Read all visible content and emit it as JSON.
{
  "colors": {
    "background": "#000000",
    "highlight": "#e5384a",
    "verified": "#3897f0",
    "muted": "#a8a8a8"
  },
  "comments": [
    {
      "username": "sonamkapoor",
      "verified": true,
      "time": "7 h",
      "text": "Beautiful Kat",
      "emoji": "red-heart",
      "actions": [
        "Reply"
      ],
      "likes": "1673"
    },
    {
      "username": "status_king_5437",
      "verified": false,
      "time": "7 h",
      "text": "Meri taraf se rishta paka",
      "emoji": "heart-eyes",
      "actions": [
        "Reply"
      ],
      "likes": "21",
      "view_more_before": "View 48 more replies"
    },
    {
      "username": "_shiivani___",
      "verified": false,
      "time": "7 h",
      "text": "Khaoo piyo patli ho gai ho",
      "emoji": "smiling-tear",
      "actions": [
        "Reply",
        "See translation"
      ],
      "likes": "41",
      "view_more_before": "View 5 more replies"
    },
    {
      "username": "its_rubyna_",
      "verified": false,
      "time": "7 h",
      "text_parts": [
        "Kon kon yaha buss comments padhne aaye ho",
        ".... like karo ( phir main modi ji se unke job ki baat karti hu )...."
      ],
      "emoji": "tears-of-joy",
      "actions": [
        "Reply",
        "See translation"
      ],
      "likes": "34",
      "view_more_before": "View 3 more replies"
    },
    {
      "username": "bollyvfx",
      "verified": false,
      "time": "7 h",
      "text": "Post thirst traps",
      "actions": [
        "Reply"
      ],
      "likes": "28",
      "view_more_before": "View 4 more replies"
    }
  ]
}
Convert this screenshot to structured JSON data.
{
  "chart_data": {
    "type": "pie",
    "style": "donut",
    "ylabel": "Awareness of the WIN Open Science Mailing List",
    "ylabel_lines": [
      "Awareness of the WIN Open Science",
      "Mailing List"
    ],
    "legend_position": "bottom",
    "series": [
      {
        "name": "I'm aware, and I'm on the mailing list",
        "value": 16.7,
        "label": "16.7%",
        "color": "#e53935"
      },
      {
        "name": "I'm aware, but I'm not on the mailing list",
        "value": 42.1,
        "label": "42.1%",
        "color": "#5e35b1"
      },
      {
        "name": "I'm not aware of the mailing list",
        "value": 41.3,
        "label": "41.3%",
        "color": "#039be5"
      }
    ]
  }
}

• **Exercise objective**: Every line of the listing that holds "Awareness" should be found and copied.

• **Written solution**:
    "ylabel": "Awareness of the WIN Open Science Mailing List",
      "Awareness of the WIN Open Science",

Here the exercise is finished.